Search the data for the word "楼层户型". Reproduce every line where it is found.
/---
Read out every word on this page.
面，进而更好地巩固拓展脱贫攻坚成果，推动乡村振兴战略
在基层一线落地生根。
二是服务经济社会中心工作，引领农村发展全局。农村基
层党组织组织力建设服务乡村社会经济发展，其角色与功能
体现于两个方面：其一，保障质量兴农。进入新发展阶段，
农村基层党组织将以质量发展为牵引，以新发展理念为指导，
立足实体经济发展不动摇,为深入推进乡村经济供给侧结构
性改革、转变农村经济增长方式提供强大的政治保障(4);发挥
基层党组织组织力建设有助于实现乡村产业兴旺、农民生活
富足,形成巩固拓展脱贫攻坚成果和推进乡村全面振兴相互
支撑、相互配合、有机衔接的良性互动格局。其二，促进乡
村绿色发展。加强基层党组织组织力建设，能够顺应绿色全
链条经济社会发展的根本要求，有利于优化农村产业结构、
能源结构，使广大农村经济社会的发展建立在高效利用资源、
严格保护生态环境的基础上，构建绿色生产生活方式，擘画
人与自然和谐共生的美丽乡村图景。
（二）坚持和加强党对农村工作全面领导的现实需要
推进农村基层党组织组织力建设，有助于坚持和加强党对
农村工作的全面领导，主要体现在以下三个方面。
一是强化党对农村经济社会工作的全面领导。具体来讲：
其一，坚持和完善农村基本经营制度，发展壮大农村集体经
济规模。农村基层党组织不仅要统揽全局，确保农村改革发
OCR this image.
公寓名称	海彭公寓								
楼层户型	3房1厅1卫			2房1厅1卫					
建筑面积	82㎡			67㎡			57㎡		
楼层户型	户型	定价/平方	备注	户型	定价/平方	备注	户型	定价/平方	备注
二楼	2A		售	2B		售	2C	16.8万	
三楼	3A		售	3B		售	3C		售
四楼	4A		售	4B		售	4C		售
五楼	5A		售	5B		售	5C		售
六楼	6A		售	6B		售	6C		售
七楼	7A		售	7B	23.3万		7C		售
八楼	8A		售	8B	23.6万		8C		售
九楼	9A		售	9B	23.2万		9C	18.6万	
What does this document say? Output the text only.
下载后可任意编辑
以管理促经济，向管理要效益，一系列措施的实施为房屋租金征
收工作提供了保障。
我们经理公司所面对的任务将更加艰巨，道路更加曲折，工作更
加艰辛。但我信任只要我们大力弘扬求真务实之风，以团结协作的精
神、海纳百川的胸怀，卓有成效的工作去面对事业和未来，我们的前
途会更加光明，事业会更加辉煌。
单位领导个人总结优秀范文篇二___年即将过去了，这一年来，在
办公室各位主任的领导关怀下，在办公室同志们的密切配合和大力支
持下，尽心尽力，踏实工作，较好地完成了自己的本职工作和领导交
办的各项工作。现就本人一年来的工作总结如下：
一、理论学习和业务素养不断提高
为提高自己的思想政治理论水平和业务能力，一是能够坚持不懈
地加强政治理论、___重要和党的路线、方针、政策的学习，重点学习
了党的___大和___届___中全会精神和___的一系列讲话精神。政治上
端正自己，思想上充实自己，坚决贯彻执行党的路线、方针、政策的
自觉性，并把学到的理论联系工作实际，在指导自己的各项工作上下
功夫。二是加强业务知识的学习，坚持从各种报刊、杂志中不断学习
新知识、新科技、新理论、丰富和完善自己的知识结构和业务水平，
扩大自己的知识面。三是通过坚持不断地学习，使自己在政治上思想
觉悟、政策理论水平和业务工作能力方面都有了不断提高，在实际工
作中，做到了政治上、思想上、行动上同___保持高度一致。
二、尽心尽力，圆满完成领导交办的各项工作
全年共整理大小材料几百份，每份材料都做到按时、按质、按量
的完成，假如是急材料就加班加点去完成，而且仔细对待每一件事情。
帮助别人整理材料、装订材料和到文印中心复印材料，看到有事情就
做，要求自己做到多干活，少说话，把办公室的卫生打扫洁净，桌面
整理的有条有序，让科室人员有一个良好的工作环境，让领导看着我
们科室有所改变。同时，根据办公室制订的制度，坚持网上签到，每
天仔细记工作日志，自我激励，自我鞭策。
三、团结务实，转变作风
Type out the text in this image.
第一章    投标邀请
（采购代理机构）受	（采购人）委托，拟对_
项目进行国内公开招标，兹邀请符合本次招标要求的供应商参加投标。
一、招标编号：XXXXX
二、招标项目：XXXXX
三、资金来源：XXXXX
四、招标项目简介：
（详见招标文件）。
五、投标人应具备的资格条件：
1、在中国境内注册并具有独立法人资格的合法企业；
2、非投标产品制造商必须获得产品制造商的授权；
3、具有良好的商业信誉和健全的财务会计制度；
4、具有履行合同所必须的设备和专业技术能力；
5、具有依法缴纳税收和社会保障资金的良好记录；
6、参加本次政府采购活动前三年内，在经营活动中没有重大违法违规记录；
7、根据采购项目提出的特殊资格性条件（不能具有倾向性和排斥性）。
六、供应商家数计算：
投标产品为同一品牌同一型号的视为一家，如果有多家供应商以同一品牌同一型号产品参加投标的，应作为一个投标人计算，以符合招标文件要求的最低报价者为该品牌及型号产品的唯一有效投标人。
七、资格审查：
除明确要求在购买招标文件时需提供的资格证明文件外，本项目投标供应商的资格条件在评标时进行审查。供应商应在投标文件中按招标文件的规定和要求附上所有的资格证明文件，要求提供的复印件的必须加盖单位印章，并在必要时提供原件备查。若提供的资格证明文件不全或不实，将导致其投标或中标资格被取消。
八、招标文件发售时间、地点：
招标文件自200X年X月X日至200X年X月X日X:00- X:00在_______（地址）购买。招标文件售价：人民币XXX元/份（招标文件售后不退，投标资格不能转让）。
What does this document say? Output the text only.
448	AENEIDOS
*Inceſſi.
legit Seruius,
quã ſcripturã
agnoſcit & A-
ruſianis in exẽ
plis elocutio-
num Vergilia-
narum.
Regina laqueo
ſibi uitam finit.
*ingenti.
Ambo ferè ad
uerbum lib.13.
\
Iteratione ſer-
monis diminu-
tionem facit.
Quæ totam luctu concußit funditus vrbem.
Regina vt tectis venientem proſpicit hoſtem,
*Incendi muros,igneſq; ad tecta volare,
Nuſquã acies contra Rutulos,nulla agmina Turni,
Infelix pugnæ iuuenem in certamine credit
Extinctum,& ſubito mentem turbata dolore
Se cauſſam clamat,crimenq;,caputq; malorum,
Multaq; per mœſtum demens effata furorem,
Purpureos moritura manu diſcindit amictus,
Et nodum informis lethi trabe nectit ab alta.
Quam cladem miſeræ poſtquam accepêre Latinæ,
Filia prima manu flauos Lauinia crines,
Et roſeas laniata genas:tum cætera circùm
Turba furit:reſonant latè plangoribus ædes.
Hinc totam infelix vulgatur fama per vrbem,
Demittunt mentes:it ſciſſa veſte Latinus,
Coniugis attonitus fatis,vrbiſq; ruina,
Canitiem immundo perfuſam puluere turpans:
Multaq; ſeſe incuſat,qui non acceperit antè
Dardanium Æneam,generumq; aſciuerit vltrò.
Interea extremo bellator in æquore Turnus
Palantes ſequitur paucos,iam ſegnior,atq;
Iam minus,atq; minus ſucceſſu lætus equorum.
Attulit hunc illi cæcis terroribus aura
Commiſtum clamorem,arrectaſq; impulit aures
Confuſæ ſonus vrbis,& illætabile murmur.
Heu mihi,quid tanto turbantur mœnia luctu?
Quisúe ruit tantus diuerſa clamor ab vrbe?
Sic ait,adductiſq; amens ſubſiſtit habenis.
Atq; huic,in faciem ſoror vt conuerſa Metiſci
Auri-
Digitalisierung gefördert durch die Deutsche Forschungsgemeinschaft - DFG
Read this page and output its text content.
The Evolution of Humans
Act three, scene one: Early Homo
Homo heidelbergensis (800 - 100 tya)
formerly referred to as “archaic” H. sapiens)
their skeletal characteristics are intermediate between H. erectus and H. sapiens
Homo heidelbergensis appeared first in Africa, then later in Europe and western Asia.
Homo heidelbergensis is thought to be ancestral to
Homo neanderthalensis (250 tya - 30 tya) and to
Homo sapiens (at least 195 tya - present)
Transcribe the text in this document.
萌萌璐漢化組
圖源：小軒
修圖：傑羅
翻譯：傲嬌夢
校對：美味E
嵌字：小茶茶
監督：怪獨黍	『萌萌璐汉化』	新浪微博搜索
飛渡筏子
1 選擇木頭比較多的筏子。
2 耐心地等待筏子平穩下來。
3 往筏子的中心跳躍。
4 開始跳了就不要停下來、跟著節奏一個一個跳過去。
\---
*RESPONSE FOR THIS EXERCISE*:
楼层户型	3房1厅1卫			2房1厅1卫					
楼层户型	户型	定价/平方	备注	户型	定价/平方	备注	户型	定价/平方	备注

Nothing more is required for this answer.